>> START DATA PROVIDED
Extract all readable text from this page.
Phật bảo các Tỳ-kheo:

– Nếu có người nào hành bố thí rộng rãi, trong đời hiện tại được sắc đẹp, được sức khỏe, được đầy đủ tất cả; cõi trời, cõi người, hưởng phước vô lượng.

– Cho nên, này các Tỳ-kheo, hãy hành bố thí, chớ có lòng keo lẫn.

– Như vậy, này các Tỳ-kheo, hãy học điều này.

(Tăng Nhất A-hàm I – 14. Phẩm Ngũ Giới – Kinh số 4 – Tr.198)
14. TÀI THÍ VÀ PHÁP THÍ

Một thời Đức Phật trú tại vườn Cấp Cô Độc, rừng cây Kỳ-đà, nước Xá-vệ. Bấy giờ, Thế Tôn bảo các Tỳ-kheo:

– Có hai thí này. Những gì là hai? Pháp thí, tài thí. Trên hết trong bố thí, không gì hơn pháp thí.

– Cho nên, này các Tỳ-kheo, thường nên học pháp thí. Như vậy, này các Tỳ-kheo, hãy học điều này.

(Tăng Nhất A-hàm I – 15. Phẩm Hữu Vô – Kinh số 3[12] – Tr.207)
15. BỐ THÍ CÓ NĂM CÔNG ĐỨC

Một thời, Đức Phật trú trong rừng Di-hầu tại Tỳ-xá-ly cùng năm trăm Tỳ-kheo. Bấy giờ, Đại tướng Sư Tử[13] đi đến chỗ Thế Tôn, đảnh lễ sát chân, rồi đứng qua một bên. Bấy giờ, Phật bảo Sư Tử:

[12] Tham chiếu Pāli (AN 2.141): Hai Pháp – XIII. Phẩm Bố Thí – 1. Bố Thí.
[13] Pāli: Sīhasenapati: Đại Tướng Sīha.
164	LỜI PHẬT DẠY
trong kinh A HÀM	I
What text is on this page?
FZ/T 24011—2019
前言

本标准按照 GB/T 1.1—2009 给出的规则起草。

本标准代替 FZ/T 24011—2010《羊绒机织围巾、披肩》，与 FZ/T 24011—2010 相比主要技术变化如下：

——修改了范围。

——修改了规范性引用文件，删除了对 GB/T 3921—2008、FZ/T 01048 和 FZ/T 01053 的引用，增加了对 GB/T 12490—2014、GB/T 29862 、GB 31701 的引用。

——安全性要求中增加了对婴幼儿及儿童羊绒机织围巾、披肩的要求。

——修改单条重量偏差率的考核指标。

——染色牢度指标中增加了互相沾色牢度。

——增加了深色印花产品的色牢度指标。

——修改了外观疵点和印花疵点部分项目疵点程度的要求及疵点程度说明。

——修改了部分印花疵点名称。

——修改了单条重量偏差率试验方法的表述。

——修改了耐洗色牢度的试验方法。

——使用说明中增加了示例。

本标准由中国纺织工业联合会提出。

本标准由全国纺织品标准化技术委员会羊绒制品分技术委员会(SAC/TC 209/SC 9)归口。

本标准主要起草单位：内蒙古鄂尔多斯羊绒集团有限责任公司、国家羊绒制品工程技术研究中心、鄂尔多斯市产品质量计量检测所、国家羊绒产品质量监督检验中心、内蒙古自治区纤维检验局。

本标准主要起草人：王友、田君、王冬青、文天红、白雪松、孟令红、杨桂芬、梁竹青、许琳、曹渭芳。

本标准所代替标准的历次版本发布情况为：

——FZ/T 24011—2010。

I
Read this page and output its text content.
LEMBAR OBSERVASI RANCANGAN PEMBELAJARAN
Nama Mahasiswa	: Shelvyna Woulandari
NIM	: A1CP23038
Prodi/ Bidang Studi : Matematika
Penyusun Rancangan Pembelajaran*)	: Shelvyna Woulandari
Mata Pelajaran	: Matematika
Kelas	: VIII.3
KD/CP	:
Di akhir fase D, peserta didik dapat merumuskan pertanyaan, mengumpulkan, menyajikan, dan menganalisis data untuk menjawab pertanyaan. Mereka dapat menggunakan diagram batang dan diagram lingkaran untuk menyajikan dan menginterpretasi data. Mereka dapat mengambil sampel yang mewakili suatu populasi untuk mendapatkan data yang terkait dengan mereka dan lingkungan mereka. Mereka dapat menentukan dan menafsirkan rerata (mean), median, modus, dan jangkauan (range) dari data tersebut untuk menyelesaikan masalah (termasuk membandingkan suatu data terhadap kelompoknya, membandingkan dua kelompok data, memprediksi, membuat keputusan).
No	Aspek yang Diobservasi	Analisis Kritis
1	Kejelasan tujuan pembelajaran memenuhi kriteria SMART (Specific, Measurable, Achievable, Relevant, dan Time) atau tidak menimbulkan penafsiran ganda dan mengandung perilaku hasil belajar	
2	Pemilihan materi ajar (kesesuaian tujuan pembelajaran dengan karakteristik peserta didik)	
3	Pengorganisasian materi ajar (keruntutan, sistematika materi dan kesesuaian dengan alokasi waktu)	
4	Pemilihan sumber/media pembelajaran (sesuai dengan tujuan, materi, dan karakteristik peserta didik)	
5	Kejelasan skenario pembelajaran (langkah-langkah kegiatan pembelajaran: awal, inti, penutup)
>> END DATA PROVIDED
YOUR TASK:
Extract each entry in full, exactly as given.

WRITTEN RESPONSE:
Extract all readable text from this page.
Phật bảo các Tỳ-kheo:

– Nếu có người nào hành bố thí rộng rãi, trong đời hiện tại được sắc đẹp, được sức khỏe, được đầy đủ tất cả; cõi trời, cõi người, hưởng phước vô lượng.

– Cho nên, này các Tỳ-kheo, hãy hành bố thí, chớ có lòng keo lẫn.

– Như vậy, này các Tỳ-kheo, hãy học điều này.

(Tăng Nhất A-hàm I – 14. Phẩm Ngũ Giới – Kinh số 4 – Tr.198)
14. TÀI THÍ VÀ PHÁP THÍ

Một thời Đức Phật trú tại vườn Cấp Cô Độc, rừng cây Kỳ-đà, nước Xá-vệ. Bấy giờ, Thế Tôn bảo các Tỳ-kheo:

– Có hai thí này. Những gì là hai? Pháp thí, tài thí. Trên hết trong bố thí, không gì hơn pháp thí.

– Cho nên, này các Tỳ-kheo, thường nên học pháp thí. Như vậy, này các Tỳ-kheo, hãy học điều này.

(Tăng Nhất A-hàm I – 15. Phẩm Hữu Vô – Kinh số 3[12] – Tr.207)
15. BỐ THÍ CÓ NĂM CÔNG ĐỨC

Một thời, Đức Phật trú trong rừng Di-hầu tại Tỳ-xá-ly cùng năm trăm Tỳ-kheo. Bấy giờ, Đại tướng Sư Tử[13] đi đến chỗ Thế Tôn, đảnh lễ sát chân, rồi đứng qua một bên. Bấy giờ, Phật bảo Sư Tử:

[12] Tham chiếu Pāli (AN 2.141): Hai Pháp – XIII. Phẩm Bố Thí – 1. Bố Thí.
[13] Pāli: Sīhasenapati: Đại Tướng Sīha.
164	LỜI PHẬT DẠY
trong kinh A HÀM	I
What text is on this page?
FZ/T 24011—2019
前言

本标准按照 GB/T 1.1—2009 给出的规则起草。

本标准代替 FZ/T 24011—2010《羊绒机织围巾、披肩》，与 FZ/T 24011—2010 相比主要技术变化如下：

——修改了范围。

——修改了规范性引用文件，删除了对 GB/T 3921—2008、FZ/T 01048 和 FZ/T 01053 的引用，增加了对 GB/T 12490—2014、GB/T 29862 、GB 31701 的引用。

——安全性要求中增加了对婴幼儿及儿童羊绒机织围巾、披肩的要求。

——修改单条重量偏差率的考核指标。

——染色牢度指标中增加了互相沾色牢度。

——增加了深色印花产品的色牢度指标。

——修改了外观疵点和印花疵点部分项目疵点程度的要求及疵点程度说明。

——修改了部分印花疵点名称。

——修改了单条重量偏差率试验方法的表述。

——修改了耐洗色牢度的试验方法。

——使用说明中增加了示例。

本标准由中国纺织工业联合会提出。

本标准由全国纺织品标准化技术委员会羊绒制品分技术委员会(SAC/TC 209/SC 9)归口。

本标准主要起草单位：内蒙古鄂尔多斯羊绒集团有限责任公司、国家羊绒制品工程技术研究中心、鄂尔多斯市产品质量计量检测所、国家羊绒产品质量监督检验中心、内蒙古自治区纤维检验局。

本标准主要起草人：王友、田君、王冬青、文天红、白雪松、孟令红、杨桂芬、梁竹青、许琳、曹渭芳。

本标准所代替标准的历次版本发布情况为：

——FZ/T 24011—2010。

I
Read this page and output its text content.
LEMBAR OBSERVASI RANCANGAN PEMBELAJARAN
Nama Mahasiswa	: Shelvyna Woulandari
NIM	: A1CP23038
Prodi/ Bidang Studi : Matematika
Penyusun Rancangan Pembelajaran*)	: Shelvyna Woulandari
Mata Pelajaran	: Matematika
Kelas	: VIII.3
KD/CP	:
Di akhir fase D, peserta didik dapat merumuskan pertanyaan, mengumpulkan, menyajikan, dan menganalisis data untuk menjawab pertanyaan. Mereka dapat menggunakan diagram batang dan diagram lingkaran untuk menyajikan dan menginterpretasi data. Mereka dapat mengambil sampel yang mewakili suatu populasi untuk mendapatkan data yang terkait dengan mereka dan lingkungan mereka. Mereka dapat menentukan dan menafsirkan rerata (mean), median, modus, dan jangkauan (range) dari data tersebut untuk menyelesaikan masalah (termasuk membandingkan suatu data terhadap kelompoknya, membandingkan dua kelompok data, memprediksi, membuat keputusan).
No	Aspek yang Diobservasi	Analisis Kritis
1	Kejelasan tujuan pembelajaran memenuhi kriteria SMART (Specific, Measurable, Achievable, Relevant, dan Time) atau tidak menimbulkan penafsiran ganda dan mengandung perilaku hasil belajar	
2	Pemilihan materi ajar (kesesuaian tujuan pembelajaran dengan karakteristik peserta didik)	
3	Pengorganisasian materi ajar (keruntutan, sistematika materi dan kesesuaian dengan alokasi waktu)	
4	Pemilihan sumber/media pembelajaran (sesuai dengan tujuan, materi, dan karakteristik peserta didik)	
5	Kejelasan skenario pembelajaran (langkah-langkah kegiatan pembelajaran: awal, inti, penutup)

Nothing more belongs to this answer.